From the listing, collect all lines containing the word "share".

Material to process:
▼▼▼
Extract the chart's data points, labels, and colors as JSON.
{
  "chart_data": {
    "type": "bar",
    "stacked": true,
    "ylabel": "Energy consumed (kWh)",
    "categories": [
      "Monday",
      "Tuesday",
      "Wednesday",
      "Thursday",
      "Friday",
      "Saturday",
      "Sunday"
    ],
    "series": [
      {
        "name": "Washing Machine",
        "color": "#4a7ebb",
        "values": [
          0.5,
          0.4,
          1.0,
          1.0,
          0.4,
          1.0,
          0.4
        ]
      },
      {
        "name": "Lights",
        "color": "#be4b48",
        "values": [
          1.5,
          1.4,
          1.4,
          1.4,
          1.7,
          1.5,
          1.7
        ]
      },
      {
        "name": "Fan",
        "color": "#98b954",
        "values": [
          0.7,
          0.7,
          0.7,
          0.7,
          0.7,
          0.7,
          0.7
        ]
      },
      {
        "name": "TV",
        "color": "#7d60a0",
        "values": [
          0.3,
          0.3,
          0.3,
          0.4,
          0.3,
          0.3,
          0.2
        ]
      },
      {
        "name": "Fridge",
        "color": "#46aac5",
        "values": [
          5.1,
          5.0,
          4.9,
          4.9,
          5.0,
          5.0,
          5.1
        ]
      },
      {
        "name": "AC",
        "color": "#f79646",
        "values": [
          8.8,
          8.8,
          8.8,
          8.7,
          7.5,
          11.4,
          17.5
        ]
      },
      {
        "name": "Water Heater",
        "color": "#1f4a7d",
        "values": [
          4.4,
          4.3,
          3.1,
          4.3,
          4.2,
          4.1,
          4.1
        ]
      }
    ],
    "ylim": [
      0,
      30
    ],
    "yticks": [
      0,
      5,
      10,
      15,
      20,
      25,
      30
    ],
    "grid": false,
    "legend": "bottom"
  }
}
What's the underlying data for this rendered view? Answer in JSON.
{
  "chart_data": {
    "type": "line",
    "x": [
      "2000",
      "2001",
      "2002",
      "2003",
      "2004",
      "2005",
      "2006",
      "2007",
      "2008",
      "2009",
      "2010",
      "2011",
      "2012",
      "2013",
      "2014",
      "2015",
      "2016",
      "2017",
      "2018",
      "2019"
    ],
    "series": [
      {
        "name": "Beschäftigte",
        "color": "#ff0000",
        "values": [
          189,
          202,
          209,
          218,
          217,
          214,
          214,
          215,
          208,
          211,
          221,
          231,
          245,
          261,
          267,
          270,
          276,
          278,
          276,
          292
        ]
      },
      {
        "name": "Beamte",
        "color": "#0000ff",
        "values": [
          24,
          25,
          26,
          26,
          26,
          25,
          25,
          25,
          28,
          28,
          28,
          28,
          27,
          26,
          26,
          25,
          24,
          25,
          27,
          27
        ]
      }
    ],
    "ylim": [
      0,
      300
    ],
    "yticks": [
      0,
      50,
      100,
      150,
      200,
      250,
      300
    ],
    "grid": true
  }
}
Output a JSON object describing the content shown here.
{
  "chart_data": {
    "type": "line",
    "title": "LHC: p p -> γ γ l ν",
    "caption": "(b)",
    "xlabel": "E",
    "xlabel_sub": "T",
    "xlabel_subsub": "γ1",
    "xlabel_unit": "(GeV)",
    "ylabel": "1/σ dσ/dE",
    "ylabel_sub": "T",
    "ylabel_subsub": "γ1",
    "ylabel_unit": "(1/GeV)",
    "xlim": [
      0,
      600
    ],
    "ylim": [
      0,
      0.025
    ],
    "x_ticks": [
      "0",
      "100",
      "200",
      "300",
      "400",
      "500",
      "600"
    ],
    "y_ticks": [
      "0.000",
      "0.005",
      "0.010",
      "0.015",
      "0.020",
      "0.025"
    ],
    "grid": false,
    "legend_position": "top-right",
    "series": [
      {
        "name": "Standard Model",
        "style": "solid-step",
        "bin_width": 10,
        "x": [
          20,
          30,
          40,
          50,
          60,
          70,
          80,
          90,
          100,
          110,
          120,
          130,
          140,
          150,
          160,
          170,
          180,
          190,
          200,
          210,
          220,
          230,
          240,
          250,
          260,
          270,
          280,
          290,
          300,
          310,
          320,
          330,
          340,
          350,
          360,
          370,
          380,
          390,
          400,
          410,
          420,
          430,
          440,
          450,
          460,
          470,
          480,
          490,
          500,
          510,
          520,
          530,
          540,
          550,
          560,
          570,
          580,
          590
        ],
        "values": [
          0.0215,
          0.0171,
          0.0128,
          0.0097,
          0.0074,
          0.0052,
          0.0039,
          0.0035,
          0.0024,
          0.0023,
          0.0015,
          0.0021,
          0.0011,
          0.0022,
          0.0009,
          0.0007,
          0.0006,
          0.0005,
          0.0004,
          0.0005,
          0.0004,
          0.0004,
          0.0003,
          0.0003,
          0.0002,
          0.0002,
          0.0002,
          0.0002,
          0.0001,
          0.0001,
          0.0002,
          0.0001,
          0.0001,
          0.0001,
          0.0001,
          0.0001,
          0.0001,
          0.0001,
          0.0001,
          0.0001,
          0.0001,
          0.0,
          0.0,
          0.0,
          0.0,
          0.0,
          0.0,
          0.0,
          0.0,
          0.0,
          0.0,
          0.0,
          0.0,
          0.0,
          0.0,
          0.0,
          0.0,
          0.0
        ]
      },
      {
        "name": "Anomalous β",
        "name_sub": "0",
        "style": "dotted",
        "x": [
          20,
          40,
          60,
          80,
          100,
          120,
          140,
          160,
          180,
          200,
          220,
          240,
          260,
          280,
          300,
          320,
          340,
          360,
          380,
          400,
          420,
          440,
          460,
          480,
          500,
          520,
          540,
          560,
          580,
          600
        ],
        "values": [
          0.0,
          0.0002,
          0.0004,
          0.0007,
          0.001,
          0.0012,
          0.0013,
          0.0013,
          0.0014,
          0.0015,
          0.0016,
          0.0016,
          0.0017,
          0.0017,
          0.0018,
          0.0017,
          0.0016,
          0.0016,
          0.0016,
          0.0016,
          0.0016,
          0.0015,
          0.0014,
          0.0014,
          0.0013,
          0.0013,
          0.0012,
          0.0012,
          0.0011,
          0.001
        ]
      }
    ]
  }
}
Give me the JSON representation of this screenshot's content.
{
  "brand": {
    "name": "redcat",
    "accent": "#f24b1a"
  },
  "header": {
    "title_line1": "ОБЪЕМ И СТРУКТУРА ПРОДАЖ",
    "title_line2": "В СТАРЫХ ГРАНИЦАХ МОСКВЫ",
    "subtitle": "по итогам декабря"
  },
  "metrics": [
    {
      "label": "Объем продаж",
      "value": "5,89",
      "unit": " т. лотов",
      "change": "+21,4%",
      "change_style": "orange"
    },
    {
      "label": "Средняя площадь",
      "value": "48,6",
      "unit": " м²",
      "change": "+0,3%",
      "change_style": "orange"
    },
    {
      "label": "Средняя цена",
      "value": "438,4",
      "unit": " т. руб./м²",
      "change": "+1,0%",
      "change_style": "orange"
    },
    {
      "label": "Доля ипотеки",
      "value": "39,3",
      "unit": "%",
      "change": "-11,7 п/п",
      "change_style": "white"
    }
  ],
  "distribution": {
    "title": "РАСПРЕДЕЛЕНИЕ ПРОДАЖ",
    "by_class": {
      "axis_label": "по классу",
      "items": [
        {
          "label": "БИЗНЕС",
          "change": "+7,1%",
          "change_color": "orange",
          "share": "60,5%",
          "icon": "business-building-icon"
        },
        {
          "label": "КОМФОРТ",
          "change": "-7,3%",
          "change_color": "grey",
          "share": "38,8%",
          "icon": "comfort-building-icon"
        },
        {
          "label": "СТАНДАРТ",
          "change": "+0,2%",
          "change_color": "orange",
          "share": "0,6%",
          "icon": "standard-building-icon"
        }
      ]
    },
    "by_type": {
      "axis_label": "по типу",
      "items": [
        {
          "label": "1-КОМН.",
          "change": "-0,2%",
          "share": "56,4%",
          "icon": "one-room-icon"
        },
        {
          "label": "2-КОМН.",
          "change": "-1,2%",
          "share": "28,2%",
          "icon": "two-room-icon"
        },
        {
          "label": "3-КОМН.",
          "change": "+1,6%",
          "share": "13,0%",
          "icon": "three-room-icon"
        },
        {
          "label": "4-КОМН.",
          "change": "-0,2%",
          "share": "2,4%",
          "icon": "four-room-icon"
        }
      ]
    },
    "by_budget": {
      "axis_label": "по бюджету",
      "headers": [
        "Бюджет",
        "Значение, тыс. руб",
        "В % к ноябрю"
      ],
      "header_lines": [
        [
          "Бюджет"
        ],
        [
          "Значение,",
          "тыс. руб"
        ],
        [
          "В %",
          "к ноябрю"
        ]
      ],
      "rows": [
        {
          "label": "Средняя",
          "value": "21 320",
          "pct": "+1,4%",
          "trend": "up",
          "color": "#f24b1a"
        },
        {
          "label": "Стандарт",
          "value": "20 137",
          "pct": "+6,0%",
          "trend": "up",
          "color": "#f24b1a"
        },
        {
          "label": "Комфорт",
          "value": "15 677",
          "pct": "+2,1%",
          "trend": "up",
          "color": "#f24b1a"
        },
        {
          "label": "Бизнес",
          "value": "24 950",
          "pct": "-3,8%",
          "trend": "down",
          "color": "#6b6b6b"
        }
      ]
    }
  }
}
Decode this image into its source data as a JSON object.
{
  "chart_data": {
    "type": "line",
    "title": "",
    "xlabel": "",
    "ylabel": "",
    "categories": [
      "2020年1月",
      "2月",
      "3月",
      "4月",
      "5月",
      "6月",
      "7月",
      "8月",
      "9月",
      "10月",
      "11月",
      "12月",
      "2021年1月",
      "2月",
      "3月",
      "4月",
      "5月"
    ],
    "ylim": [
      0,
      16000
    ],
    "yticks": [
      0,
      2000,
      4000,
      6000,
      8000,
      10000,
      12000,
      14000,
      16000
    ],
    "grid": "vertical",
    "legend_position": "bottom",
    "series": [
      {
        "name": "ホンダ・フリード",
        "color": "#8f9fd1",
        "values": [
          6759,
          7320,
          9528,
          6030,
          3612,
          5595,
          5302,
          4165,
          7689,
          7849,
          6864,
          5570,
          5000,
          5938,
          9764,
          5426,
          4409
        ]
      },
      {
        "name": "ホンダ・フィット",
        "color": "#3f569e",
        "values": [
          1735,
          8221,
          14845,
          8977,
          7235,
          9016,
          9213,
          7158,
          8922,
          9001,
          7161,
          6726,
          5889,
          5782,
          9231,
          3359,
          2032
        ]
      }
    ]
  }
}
▲▲▲
Result of this task:
          "share": "60,5%",
          "share": "38,8%",
          "share": "0,6%",
          "share": "56,4%",
          "share": "28,2%",
          "share": "13,0%",
          "share": "2,4%",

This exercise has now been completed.